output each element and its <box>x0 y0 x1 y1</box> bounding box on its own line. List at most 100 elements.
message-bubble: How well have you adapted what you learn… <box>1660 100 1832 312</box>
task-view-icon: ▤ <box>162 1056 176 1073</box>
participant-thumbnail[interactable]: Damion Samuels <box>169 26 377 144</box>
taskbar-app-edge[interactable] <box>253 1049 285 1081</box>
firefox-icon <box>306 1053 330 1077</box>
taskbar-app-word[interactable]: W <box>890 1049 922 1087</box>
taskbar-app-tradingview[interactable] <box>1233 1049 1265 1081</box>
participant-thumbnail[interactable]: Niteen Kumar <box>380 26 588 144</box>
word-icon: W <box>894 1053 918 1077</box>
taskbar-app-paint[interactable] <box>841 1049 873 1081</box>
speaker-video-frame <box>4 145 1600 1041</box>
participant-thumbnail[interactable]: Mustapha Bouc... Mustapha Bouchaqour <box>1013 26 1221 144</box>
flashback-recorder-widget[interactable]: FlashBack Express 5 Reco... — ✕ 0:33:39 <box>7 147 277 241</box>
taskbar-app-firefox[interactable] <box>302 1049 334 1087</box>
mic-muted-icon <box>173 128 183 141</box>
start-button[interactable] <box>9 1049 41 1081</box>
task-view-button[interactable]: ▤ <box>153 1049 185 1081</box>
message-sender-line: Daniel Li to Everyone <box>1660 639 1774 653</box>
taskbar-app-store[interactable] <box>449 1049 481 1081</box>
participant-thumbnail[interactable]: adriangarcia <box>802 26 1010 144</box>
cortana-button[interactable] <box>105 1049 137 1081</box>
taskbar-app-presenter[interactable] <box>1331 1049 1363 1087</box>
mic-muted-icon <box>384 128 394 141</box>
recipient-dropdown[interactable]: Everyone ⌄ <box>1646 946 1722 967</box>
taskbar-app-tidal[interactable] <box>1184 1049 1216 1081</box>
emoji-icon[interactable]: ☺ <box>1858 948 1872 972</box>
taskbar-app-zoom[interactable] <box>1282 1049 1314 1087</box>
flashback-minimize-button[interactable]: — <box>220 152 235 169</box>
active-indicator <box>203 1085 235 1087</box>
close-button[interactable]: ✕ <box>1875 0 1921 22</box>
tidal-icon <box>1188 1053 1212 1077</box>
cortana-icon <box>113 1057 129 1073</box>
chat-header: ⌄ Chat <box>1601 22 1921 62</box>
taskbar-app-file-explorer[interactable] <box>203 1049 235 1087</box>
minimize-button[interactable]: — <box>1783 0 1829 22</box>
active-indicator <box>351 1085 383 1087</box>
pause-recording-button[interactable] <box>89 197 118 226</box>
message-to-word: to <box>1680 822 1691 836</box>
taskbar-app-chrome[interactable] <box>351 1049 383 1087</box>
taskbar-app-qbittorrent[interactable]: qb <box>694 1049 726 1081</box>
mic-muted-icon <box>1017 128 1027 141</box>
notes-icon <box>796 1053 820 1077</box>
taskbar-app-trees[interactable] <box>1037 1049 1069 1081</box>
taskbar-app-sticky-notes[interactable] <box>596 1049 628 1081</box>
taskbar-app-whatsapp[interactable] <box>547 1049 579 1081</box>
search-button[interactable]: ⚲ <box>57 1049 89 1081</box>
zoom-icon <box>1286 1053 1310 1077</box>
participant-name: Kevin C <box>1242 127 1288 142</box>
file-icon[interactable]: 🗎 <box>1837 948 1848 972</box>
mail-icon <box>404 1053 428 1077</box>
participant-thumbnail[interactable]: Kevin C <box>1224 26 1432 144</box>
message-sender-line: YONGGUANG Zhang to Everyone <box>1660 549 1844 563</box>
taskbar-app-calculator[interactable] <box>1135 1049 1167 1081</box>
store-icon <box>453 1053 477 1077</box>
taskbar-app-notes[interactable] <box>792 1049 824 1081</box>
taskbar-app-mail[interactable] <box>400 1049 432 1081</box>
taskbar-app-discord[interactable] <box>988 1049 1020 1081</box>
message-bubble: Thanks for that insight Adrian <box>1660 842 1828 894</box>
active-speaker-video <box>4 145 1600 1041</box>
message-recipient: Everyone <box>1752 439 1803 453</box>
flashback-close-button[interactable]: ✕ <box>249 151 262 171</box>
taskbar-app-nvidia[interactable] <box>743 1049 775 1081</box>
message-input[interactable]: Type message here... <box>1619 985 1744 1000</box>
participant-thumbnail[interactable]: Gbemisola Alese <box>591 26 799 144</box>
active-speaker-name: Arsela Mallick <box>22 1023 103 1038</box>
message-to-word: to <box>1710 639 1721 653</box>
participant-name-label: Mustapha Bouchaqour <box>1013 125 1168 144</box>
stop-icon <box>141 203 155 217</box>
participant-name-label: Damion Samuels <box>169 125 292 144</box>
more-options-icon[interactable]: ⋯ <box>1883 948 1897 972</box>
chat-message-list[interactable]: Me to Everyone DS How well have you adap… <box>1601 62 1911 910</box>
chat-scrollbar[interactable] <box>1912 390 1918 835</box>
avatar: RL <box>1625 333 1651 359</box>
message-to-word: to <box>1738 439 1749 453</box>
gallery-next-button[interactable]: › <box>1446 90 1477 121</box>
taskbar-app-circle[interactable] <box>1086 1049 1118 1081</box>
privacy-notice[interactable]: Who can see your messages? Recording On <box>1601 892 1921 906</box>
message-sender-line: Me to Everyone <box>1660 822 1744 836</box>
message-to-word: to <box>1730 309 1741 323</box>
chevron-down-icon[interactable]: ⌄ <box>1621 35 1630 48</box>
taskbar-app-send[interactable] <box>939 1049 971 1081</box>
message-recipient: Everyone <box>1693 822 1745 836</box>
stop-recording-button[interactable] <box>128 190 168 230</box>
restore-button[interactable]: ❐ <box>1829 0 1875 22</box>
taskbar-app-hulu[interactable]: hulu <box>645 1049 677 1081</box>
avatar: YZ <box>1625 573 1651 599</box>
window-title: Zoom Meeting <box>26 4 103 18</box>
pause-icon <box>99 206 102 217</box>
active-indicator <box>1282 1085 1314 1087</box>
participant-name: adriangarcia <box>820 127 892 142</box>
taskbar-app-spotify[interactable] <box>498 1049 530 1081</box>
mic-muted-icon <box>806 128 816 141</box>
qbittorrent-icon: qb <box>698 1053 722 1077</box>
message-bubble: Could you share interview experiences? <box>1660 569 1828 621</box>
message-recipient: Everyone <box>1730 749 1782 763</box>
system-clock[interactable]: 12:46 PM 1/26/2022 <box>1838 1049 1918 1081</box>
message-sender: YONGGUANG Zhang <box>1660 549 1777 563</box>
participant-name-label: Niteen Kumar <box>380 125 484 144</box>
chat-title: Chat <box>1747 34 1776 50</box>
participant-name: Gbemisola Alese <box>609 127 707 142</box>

· · · · · · ·

▶ [Job]: In the listing above, find every line that contains the string "muted" and copy each of those lines in full.

▶ [Complete output]:
mic-muted-icon <box>173 128 183 141</box>
mic-muted-icon <box>384 128 394 141</box>
mic-muted-icon <box>1017 128 1027 141</box>
mic-muted-icon <box>806 128 816 141</box>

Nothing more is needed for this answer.